*WHAT NEEDS TO BE DONE:*
Quote the data below in full, minus the images.

--------------------------------

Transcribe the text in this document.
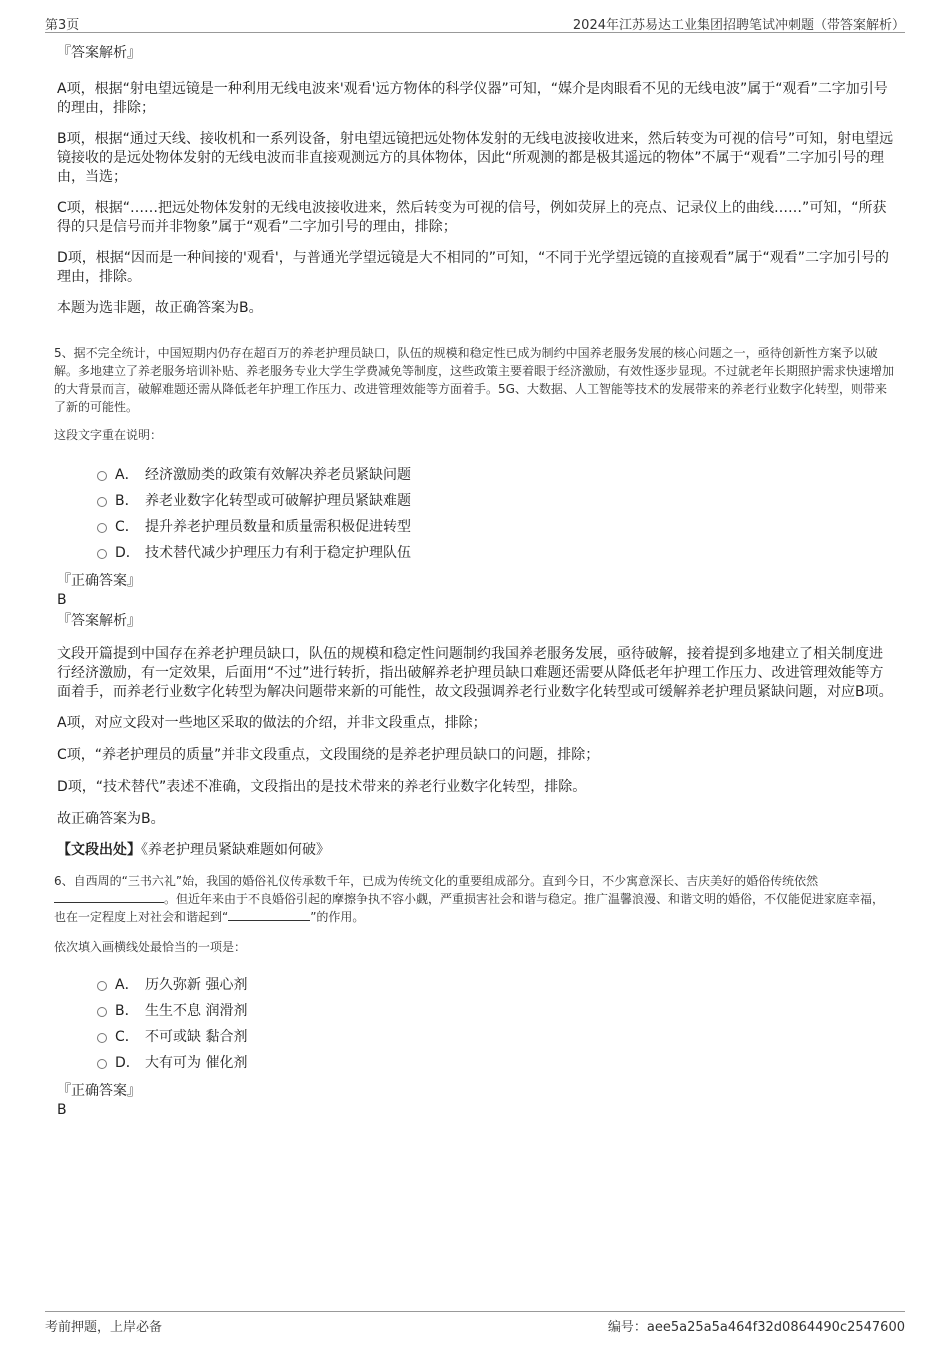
第3页	2024年江苏易达工业集团招聘笔试冲刺题（带答案解析）

『答案解析』

A项，根据“射电望远镜是一种利用无线电波来'观看'远方物体的科学仪器”可知，“媒介是肉眼看不见的无线电波”属于“观看”二字加引号的理由，排除；

B项，根据“通过天线、接收机和一系列设备，射电望远镜把远处物体发射的无线电波接收进来，然后转变为可视的信号”可知，射电望远镜接收的是远处物体发射的无线电波而非直接观测远方的具体物体，因此“所观测的都是极其遥远的物体”不属于“观看”二字加引号的理由，当选；

C项，根据“……把远处物体发射的无线电波接收进来，然后转变为可视的信号，例如荧屏上的亮点、记录仪上的曲线……”可知，“所获得的只是信号而并非物象”属于“观看”二字加引号的理由，排除；

D项，根据“因而是一种间接的'观看'，与普通光学望远镜是大不相同的”可知，“不同于光学望远镜的直接观看”属于“观看”二字加引号的理由，排除。

本题为选非题，故正确答案为B。

5、据不完全统计，中国短期内仍存在超百万的养老护理员缺口，队伍的规模和稳定性已成为制约中国养老服务发展的核心问题之一，亟待创新性方案予以破解。多地建立了养老服务培训补贴、养老服务专业大学生学费减免等制度，这些政策主要着眼于经济激励，有效性逐步显现。不过就老年长期照护需求快速增加的大背景而言，破解难题还需从降低老年护理工作压力、改进管理效能等方面着手。5G、大数据、人工智能等技术的发展带来的养老行业数字化转型，则带来了新的可能性。

这段文字重在说明：

A． 经济激励类的政策有效解决养老员紧缺问题
B． 养老业数字化转型或可破解护理员紧缺难题
C． 提升养老护理员数量和质量需积极促进转型
D． 技术替代减少护理压力有利于稳定护理队伍

『正确答案』

B

『答案解析』

文段开篇提到中国存在养老护理员缺口，队伍的规模和稳定性问题制约我国养老服务发展，亟待破解，接着提到多地建立了相关制度进行经济激励，有一定效果，后面用“不过”进行转折，指出破解养老护理员缺口难题还需要从降低老年护理工作压力、改进管理效能等方面着手，而养老行业数字化转型为解决问题带来新的可能性，故文段强调养老行业数字化转型或可缓解养老护理员紧缺问题，对应B项。

A项，对应文段对一些地区采取的做法的介绍，并非文段重点，排除；

C项，“养老护理员的质量”并非文段重点，文段围绕的是养老护理员缺口的问题，排除；

D项，“技术替代”表述不准确，文段指出的是技术带来的养老行业数字化转型，排除。

故正确答案为B。

【文段出处】《养老护理员紧缺难题如何破》

6、自西周的“三书六礼”始，我国的婚俗礼仪传承数千年，已成为传统文化的重要组成部分。直到今日，不少寓意深长、吉庆美好的婚俗传统依然。但近年来由于不良婚俗引起的摩擦争执不容小觑，严重损害社会和谐与稳定。推广温馨浪漫、和谐文明的婚俗，不仅能促进家庭幸福，也在一定程度上对社会和谐起到“	”的作用。

依次填入画横线处最恰当的一项是：

A． 历久弥新 强心剂
B． 生生不息 润滑剂
C． 不可或缺 黏合剂
D． 大有可为 催化剂

『正确答案』

B

考前押题，上岸必备	编号：aee5a25a5a464f32d0864490c2547600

--------------------------------

*EXERCISE SOLUTION:*
Transcribe the text in this document.
第3页	2024年江苏易达工业集团招聘笔试冲刺题（带答案解析）

『答案解析』

A项，根据“射电望远镜是一种利用无线电波来'观看'远方物体的科学仪器”可知，“媒介是肉眼看不见的无线电波”属于“观看”二字加引号的理由，排除；

B项，根据“通过天线、接收机和一系列设备，射电望远镜把远处物体发射的无线电波接收进来，然后转变为可视的信号”可知，射电望远镜接收的是远处物体发射的无线电波而非直接观测远方的具体物体，因此“所观测的都是极其遥远的物体”不属于“观看”二字加引号的理由，当选；

C项，根据“……把远处物体发射的无线电波接收进来，然后转变为可视的信号，例如荧屏上的亮点、记录仪上的曲线……”可知，“所获得的只是信号而并非物象”属于“观看”二字加引号的理由，排除；

D项，根据“因而是一种间接的'观看'，与普通光学望远镜是大不相同的”可知，“不同于光学望远镜的直接观看”属于“观看”二字加引号的理由，排除。

本题为选非题，故正确答案为B。

5、据不完全统计，中国短期内仍存在超百万的养老护理员缺口，队伍的规模和稳定性已成为制约中国养老服务发展的核心问题之一，亟待创新性方案予以破解。多地建立了养老服务培训补贴、养老服务专业大学生学费减免等制度，这些政策主要着眼于经济激励，有效性逐步显现。不过就老年长期照护需求快速增加的大背景而言，破解难题还需从降低老年护理工作压力、改进管理效能等方面着手。5G、大数据、人工智能等技术的发展带来的养老行业数字化转型，则带来了新的可能性。

这段文字重在说明：

A． 经济激励类的政策有效解决养老员紧缺问题
B． 养老业数字化转型或可破解护理员紧缺难题
C． 提升养老护理员数量和质量需积极促进转型
D． 技术替代减少护理压力有利于稳定护理队伍

『正确答案』

B

『答案解析』

文段开篇提到中国存在养老护理员缺口，队伍的规模和稳定性问题制约我国养老服务发展，亟待破解，接着提到多地建立了相关制度进行经济激励，有一定效果，后面用“不过”进行转折，指出破解养老护理员缺口难题还需要从降低老年护理工作压力、改进管理效能等方面着手，而养老行业数字化转型为解决问题带来新的可能性，故文段强调养老行业数字化转型或可缓解养老护理员紧缺问题，对应B项。

A项，对应文段对一些地区采取的做法的介绍，并非文段重点，排除；

C项，“养老护理员的质量”并非文段重点，文段围绕的是养老护理员缺口的问题，排除；

D项，“技术替代”表述不准确，文段指出的是技术带来的养老行业数字化转型，排除。

故正确答案为B。

【文段出处】《养老护理员紧缺难题如何破》

6、自西周的“三书六礼”始，我国的婚俗礼仪传承数千年，已成为传统文化的重要组成部分。直到今日，不少寓意深长、吉庆美好的婚俗传统依然。但近年来由于不良婚俗引起的摩擦争执不容小觑，严重损害社会和谐与稳定。推广温馨浪漫、和谐文明的婚俗，不仅能促进家庭幸福，也在一定程度上对社会和谐起到“	”的作用。

依次填入画横线处最恰当的一项是：

A． 历久弥新 强心剂
B． 生生不息 润滑剂
C． 不可或缺 黏合剂
D． 大有可为 催化剂

『正确答案』

B

考前押题，上岸必备	编号：aee5a25a5a464f32d0864490c2547600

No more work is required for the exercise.